INSTRUCTIONS FOR THE TASK: Using the listing below, please gather every line containing the word "this".

----- EXTRACTED DATA -----

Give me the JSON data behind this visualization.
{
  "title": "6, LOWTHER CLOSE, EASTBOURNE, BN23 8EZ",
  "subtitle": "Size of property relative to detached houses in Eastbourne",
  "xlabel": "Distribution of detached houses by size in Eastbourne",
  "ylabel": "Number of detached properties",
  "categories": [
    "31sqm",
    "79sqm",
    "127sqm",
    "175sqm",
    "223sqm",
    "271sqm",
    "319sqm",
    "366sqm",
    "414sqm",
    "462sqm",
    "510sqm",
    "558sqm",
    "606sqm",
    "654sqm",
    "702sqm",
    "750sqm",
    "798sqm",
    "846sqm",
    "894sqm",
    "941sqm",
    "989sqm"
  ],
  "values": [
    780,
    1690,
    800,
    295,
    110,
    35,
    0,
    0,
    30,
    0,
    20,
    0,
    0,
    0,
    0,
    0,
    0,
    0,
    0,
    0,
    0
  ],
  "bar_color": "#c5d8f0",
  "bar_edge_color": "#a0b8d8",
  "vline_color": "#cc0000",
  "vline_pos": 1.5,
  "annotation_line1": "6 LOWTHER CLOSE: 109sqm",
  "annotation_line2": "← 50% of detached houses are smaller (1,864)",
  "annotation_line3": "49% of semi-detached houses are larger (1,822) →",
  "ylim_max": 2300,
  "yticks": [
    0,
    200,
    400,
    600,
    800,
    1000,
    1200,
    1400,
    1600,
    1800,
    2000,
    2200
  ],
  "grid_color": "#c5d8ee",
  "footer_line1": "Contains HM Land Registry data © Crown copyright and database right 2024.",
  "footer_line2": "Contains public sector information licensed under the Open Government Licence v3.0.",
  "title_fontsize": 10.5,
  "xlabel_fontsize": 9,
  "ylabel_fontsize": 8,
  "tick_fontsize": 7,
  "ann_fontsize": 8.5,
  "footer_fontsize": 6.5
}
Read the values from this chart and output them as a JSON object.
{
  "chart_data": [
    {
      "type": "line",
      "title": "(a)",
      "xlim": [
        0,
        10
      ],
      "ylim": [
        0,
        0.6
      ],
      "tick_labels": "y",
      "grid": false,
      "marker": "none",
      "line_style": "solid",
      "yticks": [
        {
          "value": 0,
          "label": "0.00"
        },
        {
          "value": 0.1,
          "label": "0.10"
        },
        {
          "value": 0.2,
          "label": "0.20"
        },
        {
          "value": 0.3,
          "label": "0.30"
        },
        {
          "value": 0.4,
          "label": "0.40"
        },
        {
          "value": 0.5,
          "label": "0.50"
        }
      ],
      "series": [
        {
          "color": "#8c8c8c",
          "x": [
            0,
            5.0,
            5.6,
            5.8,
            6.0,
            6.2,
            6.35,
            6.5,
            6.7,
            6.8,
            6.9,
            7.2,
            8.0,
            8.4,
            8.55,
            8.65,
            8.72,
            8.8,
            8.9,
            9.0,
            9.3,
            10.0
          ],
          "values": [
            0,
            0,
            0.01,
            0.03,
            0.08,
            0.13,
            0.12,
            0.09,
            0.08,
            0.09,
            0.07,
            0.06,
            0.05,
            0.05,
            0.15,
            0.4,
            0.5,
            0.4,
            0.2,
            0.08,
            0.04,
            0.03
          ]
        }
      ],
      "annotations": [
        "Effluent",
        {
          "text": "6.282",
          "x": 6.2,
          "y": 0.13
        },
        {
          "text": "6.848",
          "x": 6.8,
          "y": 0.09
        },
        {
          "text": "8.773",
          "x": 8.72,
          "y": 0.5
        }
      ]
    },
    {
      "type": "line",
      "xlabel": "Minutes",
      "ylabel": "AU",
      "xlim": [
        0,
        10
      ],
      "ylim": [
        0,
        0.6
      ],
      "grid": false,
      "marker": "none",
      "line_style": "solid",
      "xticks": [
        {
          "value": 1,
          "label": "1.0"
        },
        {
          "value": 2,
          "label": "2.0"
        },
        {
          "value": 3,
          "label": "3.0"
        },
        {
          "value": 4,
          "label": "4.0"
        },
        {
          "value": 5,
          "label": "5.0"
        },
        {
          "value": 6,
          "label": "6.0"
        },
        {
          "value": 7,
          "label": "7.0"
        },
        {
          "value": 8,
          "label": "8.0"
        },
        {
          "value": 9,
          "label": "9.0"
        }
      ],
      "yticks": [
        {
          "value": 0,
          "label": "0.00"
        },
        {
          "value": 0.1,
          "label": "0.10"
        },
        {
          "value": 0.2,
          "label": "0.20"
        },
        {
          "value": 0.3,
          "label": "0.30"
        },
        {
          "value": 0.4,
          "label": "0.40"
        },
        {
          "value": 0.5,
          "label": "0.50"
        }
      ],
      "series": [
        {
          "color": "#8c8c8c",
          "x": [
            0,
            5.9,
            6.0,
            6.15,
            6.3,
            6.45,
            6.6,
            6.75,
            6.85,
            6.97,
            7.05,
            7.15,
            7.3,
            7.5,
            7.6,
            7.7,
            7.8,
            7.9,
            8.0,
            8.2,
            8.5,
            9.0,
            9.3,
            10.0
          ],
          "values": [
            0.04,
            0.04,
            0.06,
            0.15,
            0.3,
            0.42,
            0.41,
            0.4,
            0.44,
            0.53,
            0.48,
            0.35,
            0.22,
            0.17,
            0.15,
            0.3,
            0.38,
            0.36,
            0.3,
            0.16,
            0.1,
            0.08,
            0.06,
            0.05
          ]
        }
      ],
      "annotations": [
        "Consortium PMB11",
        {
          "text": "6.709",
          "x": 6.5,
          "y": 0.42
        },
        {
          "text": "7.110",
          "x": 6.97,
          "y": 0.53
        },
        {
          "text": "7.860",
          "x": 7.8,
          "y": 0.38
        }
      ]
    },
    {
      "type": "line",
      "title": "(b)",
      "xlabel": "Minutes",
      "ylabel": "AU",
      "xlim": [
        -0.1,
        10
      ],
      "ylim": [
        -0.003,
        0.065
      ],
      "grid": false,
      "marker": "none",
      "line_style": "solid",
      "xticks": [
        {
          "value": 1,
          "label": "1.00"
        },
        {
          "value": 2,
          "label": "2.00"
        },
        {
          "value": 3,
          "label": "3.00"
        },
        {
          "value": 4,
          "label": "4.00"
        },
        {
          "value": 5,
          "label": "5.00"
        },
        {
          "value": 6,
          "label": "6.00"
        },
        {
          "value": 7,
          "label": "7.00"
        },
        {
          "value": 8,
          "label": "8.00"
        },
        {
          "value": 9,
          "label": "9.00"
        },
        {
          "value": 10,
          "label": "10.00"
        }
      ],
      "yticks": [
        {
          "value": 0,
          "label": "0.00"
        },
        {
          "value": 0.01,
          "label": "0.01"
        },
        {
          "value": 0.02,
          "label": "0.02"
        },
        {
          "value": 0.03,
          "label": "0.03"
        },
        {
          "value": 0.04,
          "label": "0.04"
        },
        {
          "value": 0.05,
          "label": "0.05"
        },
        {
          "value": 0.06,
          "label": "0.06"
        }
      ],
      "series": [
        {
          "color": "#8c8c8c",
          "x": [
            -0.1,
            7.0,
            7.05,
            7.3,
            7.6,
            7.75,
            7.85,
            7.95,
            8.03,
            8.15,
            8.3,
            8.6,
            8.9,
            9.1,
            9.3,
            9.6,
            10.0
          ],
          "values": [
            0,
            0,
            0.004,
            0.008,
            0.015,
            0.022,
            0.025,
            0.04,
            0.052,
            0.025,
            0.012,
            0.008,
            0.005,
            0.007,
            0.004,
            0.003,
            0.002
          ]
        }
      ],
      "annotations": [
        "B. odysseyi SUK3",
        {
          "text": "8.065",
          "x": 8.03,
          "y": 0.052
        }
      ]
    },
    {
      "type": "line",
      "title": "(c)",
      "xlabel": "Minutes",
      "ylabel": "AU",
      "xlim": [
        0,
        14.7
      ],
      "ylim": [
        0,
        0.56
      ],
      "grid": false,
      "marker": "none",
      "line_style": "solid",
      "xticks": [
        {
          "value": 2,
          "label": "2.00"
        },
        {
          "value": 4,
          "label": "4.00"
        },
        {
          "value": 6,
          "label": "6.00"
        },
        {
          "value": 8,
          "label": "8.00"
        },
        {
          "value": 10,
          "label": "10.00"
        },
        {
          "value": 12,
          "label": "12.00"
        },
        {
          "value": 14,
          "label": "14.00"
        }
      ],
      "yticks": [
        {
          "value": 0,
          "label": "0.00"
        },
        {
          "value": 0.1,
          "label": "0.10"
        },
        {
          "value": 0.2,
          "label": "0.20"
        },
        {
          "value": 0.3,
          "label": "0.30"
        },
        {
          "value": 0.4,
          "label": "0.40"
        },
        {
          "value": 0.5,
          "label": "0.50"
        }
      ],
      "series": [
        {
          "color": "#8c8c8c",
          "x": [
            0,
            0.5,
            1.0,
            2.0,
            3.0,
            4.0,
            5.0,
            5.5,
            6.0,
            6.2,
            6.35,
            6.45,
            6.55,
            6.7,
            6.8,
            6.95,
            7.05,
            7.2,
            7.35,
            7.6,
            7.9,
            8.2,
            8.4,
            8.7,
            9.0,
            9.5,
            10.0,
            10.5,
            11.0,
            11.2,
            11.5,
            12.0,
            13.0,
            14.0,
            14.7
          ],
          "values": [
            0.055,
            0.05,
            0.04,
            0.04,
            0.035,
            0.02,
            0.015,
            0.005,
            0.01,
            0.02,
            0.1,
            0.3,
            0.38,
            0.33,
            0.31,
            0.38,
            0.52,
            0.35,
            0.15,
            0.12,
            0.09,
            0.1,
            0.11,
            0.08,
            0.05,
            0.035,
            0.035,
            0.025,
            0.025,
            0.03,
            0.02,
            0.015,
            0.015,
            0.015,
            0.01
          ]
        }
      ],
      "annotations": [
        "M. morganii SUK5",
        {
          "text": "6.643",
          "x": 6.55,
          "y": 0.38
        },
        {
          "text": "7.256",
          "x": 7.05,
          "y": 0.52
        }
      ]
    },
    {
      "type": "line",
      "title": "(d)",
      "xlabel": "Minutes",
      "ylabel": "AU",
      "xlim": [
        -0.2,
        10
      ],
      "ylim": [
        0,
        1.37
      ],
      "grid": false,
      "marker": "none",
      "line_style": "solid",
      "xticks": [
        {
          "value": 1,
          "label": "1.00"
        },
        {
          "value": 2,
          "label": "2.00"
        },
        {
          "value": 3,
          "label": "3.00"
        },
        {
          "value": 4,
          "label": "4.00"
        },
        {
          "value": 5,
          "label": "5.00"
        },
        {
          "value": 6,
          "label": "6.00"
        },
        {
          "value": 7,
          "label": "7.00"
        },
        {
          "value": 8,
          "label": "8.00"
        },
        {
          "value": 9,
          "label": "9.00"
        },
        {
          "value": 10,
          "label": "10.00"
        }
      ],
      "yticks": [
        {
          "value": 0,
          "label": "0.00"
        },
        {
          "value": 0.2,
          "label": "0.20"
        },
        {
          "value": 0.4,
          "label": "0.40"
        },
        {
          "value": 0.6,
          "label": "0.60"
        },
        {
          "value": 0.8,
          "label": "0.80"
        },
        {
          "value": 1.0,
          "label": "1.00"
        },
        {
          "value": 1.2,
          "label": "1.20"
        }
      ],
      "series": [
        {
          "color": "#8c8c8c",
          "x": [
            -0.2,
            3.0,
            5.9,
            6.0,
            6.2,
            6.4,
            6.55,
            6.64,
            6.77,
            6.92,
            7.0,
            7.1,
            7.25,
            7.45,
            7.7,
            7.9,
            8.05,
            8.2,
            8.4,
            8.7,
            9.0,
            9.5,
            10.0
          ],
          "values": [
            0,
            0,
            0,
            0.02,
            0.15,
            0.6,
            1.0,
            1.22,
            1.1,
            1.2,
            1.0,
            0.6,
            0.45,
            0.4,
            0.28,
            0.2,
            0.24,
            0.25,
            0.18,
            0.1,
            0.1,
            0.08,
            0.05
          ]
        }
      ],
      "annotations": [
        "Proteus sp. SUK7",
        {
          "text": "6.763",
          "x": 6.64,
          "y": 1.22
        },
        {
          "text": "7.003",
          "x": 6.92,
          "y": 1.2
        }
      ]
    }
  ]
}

-----

FULL SOLUTION:
Give me the JSON data behind this visualization.
Read the values from this chart and output them as a JSON object.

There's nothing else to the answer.